▸ **WHAT YOU ARE ASKED TO DO**
Write out the complete material exactly as it stands.

· · · ·

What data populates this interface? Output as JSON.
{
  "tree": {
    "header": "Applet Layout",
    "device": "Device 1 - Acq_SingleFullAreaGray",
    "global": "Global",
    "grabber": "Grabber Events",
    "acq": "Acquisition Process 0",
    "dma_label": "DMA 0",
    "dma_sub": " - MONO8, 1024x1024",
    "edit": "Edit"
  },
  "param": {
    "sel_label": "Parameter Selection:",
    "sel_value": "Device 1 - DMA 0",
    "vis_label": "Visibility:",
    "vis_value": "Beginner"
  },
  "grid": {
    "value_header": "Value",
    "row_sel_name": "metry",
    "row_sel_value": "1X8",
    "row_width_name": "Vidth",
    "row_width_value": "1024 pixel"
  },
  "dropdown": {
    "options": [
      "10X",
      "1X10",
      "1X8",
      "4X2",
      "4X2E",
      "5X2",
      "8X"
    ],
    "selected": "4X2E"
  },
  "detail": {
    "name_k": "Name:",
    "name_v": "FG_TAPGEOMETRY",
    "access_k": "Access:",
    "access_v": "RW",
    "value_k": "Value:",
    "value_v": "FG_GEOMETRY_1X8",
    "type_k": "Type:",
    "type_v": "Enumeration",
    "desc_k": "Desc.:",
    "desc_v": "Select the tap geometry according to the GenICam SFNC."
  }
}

· · · ·

▸ **RESULT**
What data populates this interface? Output as JSON.
{
  "tree": {
    "header": "Applet Layout",
    "device": "Device 1 - Acq_SingleFullAreaGray",
    "global": "Global",
    "grabber": "Grabber Events",
    "acq": "Acquisition Process 0",
    "dma_label": "DMA 0",
    "dma_sub": " - MONO8, 1024x1024",
    "edit": "Edit"
  },
  "param": {
    "sel_label": "Parameter Selection:",
    "sel_value": "Device 1 - DMA 0",
    "vis_label": "Visibility:",
    "vis_value": "Beginner"
  },
  "grid": {
    "value_header": "Value",
    "row_sel_name": "metry",
    "row_sel_value": "1X8",
    "row_width_name": "Vidth",
    "row_width_value": "1024 pixel"
  },
  "dropdown": {
    "options": [
      "10X",
      "1X10",
      "1X8",
      "4X2",
      "4X2E",
      "5X2",
      "8X"
    ],
    "selected": "4X2E"
  },
  "detail": {
    "name_k": "Name:",
    "name_v": "FG_TAPGEOMETRY",
    "access_k": "Access:",
    "access_v": "RW",
    "value_k": "Value:",
    "value_v": "FG_GEOMETRY_1X8",
    "type_k": "Type:",
    "type_v": "Enumeration",
    "desc_k": "Desc.:",
    "desc_v": "Select the tap geometry according to the GenICam SFNC."
  }
}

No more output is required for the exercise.